(Task instructions)
A. According to the biography of Tom McArdle, which college did McArdle graduate from?
B. In the biography of Tom McArdle, rewrite the stretch from "McArdle edited 7" through "9:02.5 from 1987.", changing "Garden City" to "Levittown".

- Occupation: Film Editor
- Years active: 1992–present

= Tom McArdle =

American film editor

Tom McArdle is an American film editor. He is best known for editing the film Spotlight (2015), which earned a nomination for the Academy Award for Best Film Editing at the 88th Academy Awards and also won the Independent Spirit Award for Best Editing.

McArdle edited 7 films written and directed by Tom McCarthy, including The Station Agent (2003), The Visitor (2007), Win Win (2011) and Stillwater (2021).

Other notable films McArdle has edited include Marshall (2017), In a World... (2013) and Timmy Failure: Mistakes Were Made (2020). He joined the Academy of Motion Picture Arts and Sciences in 2016. A graduate of Dartmouth College, McArdle grew up in Garden City, New York. In 1987, McArdle was ranked 4th among US high-schoolers in the 3200 meter run with a time of 8:55.2. He currently holds the Nassau County (Section 8) indoor record for the 3200 meter run with a time of 9:02.5 from 1987.

==Filmography==

===As an editor===

- The Saviors (2026)
- Maggie Moore(s) (2023)
- Stillwater (2021)
- Timmy Failure: Mistakes Were Made (2020)
- What They Had (2018)
- Marshall (2017)
- Spotlight (2015)

(Extracted entries)

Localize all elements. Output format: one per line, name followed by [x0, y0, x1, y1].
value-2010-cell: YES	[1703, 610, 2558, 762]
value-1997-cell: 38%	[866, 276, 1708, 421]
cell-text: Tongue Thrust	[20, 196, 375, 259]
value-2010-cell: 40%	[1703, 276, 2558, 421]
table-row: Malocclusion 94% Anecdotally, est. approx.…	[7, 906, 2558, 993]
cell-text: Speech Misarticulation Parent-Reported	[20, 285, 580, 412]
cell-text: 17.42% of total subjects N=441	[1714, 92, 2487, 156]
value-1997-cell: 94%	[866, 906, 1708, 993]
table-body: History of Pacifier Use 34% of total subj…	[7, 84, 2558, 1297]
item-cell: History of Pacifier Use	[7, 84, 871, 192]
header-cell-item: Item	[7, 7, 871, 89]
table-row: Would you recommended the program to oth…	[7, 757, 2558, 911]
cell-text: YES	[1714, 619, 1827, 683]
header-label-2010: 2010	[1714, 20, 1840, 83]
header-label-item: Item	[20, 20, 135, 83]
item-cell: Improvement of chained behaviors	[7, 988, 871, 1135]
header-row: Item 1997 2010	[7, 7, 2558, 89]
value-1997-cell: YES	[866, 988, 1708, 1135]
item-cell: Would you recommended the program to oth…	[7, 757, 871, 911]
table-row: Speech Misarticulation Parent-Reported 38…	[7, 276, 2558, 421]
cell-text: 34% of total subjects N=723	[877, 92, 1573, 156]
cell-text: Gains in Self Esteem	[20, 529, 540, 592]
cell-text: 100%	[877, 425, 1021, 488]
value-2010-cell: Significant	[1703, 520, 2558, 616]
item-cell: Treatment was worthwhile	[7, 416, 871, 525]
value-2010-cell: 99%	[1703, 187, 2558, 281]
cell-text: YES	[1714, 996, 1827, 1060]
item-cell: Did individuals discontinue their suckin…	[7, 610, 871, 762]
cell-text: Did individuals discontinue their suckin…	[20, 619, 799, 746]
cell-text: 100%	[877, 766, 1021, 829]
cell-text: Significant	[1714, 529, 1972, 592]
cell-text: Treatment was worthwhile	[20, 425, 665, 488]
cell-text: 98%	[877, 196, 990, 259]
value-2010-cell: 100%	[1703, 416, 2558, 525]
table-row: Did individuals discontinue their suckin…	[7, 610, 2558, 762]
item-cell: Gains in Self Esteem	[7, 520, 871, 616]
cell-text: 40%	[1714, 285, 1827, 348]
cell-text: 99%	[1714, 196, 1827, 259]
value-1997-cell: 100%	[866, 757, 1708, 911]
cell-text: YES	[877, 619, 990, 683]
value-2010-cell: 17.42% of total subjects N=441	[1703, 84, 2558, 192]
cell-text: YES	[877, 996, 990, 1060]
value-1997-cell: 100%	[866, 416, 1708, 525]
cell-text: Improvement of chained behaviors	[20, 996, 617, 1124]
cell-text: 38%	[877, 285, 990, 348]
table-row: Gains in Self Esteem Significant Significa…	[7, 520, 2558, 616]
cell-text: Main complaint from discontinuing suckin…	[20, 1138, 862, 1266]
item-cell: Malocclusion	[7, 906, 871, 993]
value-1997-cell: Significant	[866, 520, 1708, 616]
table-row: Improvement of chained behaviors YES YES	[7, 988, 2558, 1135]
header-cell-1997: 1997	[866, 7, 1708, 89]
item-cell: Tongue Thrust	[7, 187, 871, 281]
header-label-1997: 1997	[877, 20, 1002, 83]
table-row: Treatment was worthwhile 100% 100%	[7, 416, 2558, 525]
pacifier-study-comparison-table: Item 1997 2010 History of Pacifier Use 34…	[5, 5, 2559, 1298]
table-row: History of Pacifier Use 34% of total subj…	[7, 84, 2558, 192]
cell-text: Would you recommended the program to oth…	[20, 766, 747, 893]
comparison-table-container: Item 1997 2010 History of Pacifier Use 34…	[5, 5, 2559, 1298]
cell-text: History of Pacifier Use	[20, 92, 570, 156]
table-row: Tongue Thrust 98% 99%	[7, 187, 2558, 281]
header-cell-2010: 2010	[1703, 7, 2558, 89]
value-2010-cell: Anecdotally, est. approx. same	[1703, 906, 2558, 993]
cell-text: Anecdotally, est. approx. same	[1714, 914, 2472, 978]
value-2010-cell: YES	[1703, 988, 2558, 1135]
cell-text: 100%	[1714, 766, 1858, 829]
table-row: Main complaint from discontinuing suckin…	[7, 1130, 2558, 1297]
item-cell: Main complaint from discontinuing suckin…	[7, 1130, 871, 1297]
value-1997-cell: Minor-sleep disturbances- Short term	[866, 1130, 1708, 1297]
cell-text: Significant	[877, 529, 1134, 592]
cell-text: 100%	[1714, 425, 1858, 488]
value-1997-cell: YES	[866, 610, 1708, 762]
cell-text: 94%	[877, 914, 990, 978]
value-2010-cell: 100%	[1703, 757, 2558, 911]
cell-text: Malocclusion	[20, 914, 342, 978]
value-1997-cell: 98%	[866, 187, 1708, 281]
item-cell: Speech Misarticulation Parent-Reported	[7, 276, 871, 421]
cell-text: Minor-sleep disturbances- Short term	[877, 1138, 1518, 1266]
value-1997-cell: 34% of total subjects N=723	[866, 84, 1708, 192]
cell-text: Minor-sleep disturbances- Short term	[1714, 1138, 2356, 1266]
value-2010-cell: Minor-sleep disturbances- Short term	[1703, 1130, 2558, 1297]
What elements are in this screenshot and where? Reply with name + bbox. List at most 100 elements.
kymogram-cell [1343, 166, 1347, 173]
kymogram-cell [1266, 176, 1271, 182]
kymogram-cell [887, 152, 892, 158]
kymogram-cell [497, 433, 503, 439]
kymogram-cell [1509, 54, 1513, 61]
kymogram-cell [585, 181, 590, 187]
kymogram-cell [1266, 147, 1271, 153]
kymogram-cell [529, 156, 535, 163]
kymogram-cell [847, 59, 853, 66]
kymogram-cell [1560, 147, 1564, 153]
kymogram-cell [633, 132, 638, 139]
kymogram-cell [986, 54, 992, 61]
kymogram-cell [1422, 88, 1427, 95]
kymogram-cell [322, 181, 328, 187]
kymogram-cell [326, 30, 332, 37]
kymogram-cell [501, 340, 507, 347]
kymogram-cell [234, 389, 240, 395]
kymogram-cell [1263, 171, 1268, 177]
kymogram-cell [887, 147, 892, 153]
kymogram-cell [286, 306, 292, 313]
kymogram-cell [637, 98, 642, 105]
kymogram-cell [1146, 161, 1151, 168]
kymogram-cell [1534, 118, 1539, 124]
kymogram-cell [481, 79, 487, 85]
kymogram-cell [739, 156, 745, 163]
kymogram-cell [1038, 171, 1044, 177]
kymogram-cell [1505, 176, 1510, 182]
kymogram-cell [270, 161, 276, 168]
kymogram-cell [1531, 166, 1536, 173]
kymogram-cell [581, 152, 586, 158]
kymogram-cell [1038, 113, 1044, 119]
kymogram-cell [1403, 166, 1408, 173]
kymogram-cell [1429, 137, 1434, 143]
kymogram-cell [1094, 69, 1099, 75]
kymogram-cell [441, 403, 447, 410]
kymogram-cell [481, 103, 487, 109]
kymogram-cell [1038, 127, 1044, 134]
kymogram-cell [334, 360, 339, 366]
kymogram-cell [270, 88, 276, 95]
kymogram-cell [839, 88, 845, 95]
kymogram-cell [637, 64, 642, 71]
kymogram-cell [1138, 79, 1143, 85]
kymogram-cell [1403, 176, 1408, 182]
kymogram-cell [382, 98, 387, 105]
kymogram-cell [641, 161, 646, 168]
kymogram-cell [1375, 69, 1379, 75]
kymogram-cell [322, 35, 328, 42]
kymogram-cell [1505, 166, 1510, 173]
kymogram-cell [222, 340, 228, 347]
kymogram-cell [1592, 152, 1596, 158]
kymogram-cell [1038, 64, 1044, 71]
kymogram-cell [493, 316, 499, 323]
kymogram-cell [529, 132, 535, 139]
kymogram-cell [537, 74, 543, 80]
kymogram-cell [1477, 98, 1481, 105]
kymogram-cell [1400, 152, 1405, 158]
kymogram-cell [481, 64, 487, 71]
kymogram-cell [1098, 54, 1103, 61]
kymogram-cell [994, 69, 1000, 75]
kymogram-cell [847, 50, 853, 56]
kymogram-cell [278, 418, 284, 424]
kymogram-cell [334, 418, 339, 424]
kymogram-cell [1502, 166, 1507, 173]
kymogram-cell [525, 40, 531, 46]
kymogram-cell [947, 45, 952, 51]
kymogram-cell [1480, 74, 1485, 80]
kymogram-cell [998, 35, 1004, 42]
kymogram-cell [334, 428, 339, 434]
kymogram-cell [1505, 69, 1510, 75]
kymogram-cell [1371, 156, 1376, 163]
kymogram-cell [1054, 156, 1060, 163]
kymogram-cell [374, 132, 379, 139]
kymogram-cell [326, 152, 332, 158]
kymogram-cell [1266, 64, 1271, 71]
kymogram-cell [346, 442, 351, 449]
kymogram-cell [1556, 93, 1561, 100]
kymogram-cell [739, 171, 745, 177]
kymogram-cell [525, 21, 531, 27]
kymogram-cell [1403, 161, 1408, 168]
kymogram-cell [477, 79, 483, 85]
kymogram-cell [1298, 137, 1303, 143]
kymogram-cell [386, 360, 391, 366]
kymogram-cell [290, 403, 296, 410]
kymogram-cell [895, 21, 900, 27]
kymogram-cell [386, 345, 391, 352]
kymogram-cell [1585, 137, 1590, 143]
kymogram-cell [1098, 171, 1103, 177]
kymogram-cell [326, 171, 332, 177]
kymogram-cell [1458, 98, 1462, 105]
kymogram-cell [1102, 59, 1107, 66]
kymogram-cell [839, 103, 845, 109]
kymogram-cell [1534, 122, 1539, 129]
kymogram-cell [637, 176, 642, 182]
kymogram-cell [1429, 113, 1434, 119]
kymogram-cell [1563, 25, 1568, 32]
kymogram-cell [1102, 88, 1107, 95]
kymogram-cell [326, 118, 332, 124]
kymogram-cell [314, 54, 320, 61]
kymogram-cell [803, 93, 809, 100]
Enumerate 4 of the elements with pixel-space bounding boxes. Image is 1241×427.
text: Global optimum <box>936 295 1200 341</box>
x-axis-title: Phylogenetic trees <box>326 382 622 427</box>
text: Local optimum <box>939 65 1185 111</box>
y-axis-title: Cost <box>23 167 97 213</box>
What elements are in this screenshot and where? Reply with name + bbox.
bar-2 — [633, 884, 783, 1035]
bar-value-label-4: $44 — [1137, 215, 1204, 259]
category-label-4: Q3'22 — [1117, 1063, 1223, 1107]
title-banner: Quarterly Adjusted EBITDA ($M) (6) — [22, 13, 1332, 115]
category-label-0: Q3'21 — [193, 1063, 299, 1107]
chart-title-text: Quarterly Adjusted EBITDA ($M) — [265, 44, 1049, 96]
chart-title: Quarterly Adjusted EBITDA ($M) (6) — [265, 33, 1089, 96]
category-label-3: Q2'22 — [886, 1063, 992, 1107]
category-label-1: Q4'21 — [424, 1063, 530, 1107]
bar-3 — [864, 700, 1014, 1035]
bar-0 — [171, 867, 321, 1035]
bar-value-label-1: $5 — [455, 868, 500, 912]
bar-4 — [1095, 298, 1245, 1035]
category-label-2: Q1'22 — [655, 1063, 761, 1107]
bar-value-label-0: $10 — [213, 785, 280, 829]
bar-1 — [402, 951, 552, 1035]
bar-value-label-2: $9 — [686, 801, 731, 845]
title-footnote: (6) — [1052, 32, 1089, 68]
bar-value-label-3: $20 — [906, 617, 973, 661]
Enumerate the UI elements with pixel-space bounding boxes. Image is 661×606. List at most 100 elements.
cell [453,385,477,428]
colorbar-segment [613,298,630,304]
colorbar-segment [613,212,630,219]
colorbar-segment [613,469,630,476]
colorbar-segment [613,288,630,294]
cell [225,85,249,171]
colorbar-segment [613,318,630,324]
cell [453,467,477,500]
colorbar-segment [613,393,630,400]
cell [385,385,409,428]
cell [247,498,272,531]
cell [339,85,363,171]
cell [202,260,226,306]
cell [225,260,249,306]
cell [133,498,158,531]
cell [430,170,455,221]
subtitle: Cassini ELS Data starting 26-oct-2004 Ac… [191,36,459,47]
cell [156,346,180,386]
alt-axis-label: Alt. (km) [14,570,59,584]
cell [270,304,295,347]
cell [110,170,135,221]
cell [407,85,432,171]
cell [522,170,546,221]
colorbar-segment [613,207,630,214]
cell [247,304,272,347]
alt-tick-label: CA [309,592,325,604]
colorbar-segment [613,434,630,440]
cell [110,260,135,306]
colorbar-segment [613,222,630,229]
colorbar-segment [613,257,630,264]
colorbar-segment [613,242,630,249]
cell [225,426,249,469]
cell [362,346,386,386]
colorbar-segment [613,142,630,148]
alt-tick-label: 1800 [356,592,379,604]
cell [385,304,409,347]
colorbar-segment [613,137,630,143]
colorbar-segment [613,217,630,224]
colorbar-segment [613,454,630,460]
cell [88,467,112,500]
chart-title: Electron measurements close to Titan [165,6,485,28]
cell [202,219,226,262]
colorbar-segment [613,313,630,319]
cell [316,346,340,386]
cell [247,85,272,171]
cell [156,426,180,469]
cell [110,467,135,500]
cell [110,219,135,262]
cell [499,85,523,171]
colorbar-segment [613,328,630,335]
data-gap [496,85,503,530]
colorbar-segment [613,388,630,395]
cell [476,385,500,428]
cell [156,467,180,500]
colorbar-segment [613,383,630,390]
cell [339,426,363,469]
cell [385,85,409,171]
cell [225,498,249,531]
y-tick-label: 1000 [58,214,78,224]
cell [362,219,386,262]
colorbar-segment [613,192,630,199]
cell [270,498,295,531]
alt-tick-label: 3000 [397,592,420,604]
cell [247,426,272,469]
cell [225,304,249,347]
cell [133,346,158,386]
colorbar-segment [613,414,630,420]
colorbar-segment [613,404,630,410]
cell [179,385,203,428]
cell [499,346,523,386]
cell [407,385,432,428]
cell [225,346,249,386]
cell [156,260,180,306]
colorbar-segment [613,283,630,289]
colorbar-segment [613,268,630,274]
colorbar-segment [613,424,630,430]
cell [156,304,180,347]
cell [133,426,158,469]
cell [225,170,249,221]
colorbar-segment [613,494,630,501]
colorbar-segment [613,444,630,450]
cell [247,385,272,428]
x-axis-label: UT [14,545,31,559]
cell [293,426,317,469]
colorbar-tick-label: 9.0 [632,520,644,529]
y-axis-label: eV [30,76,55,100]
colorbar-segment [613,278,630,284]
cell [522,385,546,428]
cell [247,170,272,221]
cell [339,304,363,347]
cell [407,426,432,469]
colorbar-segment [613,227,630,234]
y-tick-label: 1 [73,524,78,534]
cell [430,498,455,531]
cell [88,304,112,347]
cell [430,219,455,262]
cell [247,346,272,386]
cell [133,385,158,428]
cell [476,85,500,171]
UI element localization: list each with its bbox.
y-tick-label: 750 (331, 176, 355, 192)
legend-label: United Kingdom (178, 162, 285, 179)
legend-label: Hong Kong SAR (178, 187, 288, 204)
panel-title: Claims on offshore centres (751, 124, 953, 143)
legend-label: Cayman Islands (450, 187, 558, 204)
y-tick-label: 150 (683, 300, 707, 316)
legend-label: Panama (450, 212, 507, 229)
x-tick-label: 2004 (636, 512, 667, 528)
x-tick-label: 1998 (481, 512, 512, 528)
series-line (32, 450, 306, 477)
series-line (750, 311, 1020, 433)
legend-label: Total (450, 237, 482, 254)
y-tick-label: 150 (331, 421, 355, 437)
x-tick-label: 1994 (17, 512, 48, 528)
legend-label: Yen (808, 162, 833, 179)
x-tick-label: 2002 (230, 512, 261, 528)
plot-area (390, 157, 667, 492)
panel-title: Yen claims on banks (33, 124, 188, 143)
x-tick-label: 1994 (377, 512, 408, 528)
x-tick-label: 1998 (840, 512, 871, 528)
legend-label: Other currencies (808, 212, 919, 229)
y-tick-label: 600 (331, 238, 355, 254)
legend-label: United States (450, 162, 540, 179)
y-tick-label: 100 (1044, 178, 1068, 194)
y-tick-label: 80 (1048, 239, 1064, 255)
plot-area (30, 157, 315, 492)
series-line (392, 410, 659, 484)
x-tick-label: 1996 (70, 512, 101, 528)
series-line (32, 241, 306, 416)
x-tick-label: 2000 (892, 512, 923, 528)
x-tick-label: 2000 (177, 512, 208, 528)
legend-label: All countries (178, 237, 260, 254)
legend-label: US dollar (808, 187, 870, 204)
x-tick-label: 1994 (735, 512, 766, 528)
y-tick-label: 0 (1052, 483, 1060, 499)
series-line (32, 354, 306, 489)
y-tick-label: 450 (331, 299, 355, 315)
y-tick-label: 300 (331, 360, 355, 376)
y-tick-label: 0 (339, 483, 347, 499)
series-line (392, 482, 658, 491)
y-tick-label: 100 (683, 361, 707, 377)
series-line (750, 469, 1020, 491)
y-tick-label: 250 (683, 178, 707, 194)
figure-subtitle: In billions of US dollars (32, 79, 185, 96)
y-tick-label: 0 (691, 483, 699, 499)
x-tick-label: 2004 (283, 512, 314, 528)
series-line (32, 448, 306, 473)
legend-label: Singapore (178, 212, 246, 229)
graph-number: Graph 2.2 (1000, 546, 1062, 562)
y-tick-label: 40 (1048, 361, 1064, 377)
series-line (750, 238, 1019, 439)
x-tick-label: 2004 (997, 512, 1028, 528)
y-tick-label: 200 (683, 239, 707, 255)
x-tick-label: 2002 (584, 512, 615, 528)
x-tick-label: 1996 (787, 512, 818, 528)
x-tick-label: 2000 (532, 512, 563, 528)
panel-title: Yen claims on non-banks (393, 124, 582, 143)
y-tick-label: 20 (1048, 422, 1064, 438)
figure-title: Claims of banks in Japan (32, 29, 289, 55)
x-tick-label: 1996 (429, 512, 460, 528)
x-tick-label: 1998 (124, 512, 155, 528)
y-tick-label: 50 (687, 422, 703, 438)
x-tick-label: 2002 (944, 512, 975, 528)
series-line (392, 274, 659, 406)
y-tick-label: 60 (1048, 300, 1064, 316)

(Answer list)
A. Dartmouth College

B.
McArdle edited 7 films written and directed by Tom McCarthy, including The Station Agent (2003), The Visitor (2007), Win Win (2011) and Stillwater (2021).

Other notable films McArdle has edited include Marshall (2017), In a World... (2013) and Timmy Failure: Mistakes Were Made (2020). He joined the Academy of Motion Picture Arts and Sciences in 2016. A graduate of Dartmouth College, McArdle grew up in Levittown, New York. In 1987, McArdle was ranked 4th among US high-schoolers in the 3200 meter run with a time of 8:55.2. He currently holds the Nassau County (Section 8) indoor record for the 3200 meter run with a time of 9:02.5 from 1987.